--- start of DATASET ROWS ---

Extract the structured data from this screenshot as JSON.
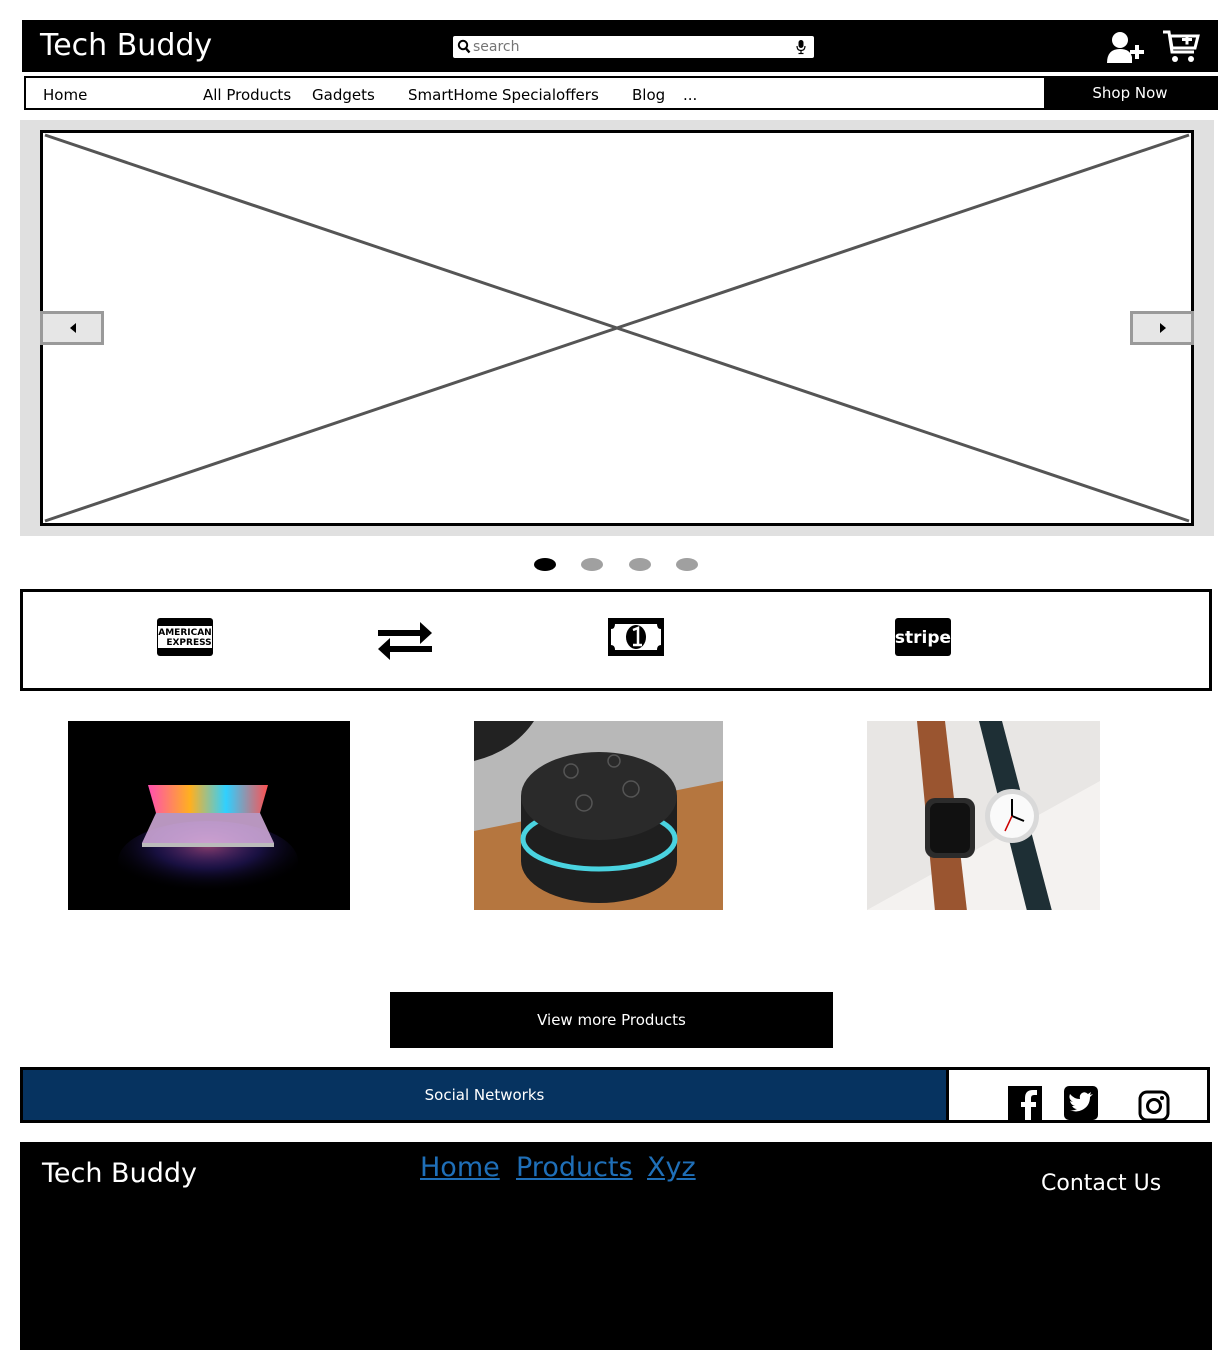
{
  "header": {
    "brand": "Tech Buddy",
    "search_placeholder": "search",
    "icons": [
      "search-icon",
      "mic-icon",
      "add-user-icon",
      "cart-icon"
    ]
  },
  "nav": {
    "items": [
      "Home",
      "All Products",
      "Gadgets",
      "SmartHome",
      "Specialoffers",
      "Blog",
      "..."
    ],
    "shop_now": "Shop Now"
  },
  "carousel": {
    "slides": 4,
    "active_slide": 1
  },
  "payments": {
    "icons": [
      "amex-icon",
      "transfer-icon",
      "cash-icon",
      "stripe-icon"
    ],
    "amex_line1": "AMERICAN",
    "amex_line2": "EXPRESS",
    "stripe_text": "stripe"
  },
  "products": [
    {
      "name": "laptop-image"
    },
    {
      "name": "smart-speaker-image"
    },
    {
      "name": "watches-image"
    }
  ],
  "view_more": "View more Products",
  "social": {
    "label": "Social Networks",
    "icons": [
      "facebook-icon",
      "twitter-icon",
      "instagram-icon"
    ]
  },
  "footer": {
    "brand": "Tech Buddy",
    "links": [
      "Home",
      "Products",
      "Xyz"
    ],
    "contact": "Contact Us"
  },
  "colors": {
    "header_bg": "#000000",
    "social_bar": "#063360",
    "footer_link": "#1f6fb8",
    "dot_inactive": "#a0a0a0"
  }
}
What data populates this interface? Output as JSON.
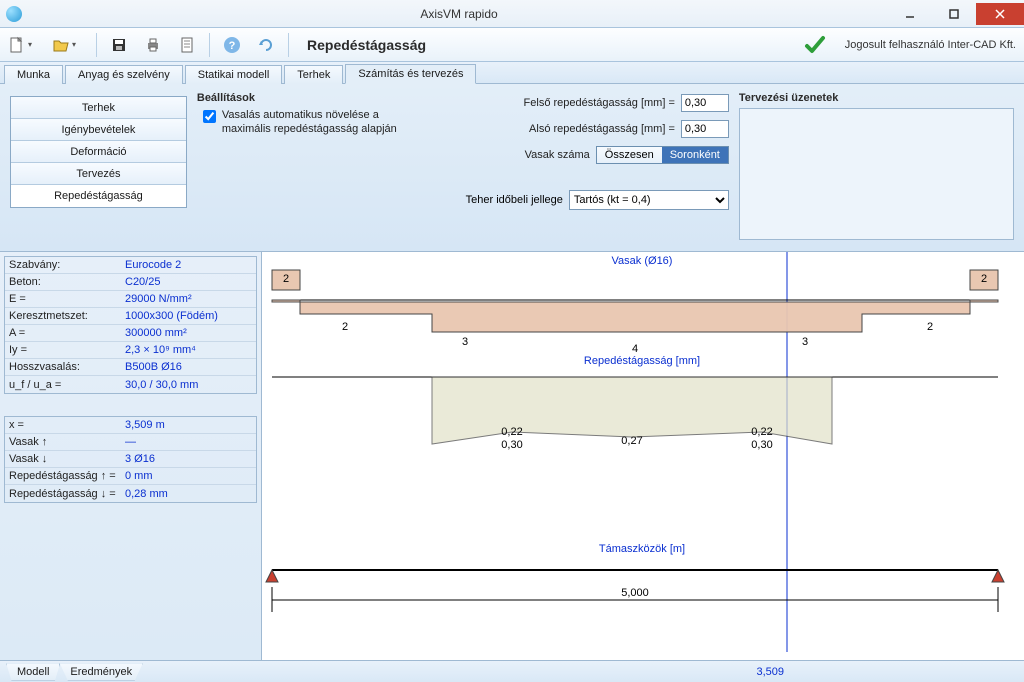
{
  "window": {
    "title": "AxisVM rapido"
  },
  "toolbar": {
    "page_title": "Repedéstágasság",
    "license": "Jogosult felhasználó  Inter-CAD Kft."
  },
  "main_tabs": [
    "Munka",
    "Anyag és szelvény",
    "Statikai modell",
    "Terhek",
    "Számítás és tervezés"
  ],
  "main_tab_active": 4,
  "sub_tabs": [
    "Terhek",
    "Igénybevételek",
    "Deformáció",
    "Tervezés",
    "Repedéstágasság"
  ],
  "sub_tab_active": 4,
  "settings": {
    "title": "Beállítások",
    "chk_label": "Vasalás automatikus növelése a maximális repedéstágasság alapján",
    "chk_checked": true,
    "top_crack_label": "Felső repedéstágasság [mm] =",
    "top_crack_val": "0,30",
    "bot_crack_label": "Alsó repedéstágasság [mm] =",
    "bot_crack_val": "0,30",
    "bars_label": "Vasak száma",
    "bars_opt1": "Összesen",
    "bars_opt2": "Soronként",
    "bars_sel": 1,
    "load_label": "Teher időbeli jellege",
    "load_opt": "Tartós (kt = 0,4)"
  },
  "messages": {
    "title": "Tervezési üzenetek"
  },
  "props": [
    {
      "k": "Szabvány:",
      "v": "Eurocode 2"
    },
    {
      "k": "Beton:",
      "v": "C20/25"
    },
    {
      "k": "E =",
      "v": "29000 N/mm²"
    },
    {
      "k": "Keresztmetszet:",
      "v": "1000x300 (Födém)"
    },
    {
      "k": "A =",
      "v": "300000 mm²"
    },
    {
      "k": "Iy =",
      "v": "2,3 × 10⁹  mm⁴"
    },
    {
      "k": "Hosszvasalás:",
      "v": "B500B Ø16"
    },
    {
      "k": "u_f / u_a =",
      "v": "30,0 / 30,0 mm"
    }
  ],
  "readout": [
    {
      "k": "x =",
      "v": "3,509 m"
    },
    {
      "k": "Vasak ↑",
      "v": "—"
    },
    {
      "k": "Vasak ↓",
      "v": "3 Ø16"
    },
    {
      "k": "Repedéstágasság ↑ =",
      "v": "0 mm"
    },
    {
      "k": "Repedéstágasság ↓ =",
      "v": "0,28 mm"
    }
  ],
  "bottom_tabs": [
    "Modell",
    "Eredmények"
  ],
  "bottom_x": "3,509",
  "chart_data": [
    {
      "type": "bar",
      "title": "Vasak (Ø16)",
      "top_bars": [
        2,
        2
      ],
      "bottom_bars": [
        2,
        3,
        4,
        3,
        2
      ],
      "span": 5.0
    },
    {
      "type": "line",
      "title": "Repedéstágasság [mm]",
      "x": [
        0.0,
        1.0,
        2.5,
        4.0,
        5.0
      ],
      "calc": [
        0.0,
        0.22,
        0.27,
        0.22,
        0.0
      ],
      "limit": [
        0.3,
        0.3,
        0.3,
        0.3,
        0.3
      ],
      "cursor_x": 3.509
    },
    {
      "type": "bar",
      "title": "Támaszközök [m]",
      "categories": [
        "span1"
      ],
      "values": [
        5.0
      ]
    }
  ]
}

--- end of DATASET ROWS ---

■ **SHORT TASK**
Each line of the data should be quoted exactly, with pictures left out.

■ **ANSWER IN FULL**
Extract the structured data from this screenshot as JSON.
{
  "header": {
    "brand": "Tech Buddy",
    "search_placeholder": "search",
    "icons": [
      "search-icon",
      "mic-icon",
      "add-user-icon",
      "cart-icon"
    ]
  },
  "nav": {
    "items": [
      "Home",
      "All Products",
      "Gadgets",
      "SmartHome",
      "Specialoffers",
      "Blog",
      "..."
    ],
    "shop_now": "Shop Now"
  },
  "carousel": {
    "slides": 4,
    "active_slide": 1
  },
  "payments": {
    "icons": [
      "amex-icon",
      "transfer-icon",
      "cash-icon",
      "stripe-icon"
    ],
    "amex_line1": "AMERICAN",
    "amex_line2": "EXPRESS",
    "stripe_text": "stripe"
  },
  "products": [
    {
      "name": "laptop-image"
    },
    {
      "name": "smart-speaker-image"
    },
    {
      "name": "watches-image"
    }
  ],
  "view_more": "View more Products",
  "social": {
    "label": "Social Networks",
    "icons": [
      "facebook-icon",
      "twitter-icon",
      "instagram-icon"
    ]
  },
  "footer": {
    "brand": "Tech Buddy",
    "links": [
      "Home",
      "Products",
      "Xyz"
    ],
    "contact": "Contact Us"
  },
  "colors": {
    "header_bg": "#000000",
    "social_bar": "#063360",
    "footer_link": "#1f6fb8",
    "dot_inactive": "#a0a0a0"
  }
}
What data populates this interface? Output as JSON.
{
  "window": {
    "title": "AxisVM rapido"
  },
  "toolbar": {
    "page_title": "Repedéstágasság",
    "license": "Jogosult felhasználó  Inter-CAD Kft."
  },
  "main_tabs": [
    "Munka",
    "Anyag és szelvény",
    "Statikai modell",
    "Terhek",
    "Számítás és tervezés"
  ],
  "main_tab_active": 4,
  "sub_tabs": [
    "Terhek",
    "Igénybevételek",
    "Deformáció",
    "Tervezés",
    "Repedéstágasság"
  ],
  "sub_tab_active": 4,
  "settings": {
    "title": "Beállítások",
    "chk_label": "Vasalás automatikus növelése a maximális repedéstágasság alapján",
    "chk_checked": true,
    "top_crack_label": "Felső repedéstágasság [mm] =",
    "top_crack_val": "0,30",
    "bot_crack_label": "Alsó repedéstágasság [mm] =",
    "bot_crack_val": "0,30",
    "bars_label": "Vasak száma",
    "bars_opt1": "Összesen",
    "bars_opt2": "Soronként",
    "bars_sel": 1,
    "load_label": "Teher időbeli jellege",
    "load_opt": "Tartós (kt = 0,4)"
  },
  "messages": {
    "title": "Tervezési üzenetek"
  },
  "props": [
    {
      "k": "Szabvány:",
      "v": "Eurocode 2"
    },
    {
      "k": "Beton:",
      "v": "C20/25"
    },
    {
      "k": "E =",
      "v": "29000 N/mm²"
    },
    {
      "k": "Keresztmetszet:",
      "v": "1000x300 (Födém)"
    },
    {
      "k": "A =",
      "v": "300000 mm²"
    },
    {
      "k": "Iy =",
      "v": "2,3 × 10⁹  mm⁴"
    },
    {
      "k": "Hosszvasalás:",
      "v": "B500B Ø16"
    },
    {
      "k": "u_f / u_a =",
      "v": "30,0 / 30,0 mm"
    }
  ],
  "readout": [
    {
      "k": "x =",
      "v": "3,509 m"
    },
    {
      "k": "Vasak ↑",
      "v": "—"
    },
    {
      "k": "Vasak ↓",
      "v": "3 Ø16"
    },
    {
      "k": "Repedéstágasság ↑ =",
      "v": "0 mm"
    },
    {
      "k": "Repedéstágasság ↓ =",
      "v": "0,28 mm"
    }
  ],
  "bottom_tabs": [
    "Modell",
    "Eredmények"
  ],
  "bottom_x": "3,509",
  "chart_data": [
    {
      "type": "bar",
      "title": "Vasak (Ø16)",
      "top_bars": [
        2,
        2
      ],
      "bottom_bars": [
        2,
        3,
        4,
        3,
        2
      ],
      "span": 5.0
    },
    {
      "type": "line",
      "title": "Repedéstágasság [mm]",
      "x": [
        0.0,
        1.0,
        2.5,
        4.0,
        5.0
      ],
      "calc": [
        0.0,
        0.22,
        0.27,
        0.22,
        0.0
      ],
      "limit": [
        0.3,
        0.3,
        0.3,
        0.3,
        0.3
      ],
      "cursor_x": 3.509
    },
    {
      "type": "bar",
      "title": "Támaszközök [m]",
      "categories": [
        "span1"
      ],
      "values": [
        5.0
      ]
    }
  ]
}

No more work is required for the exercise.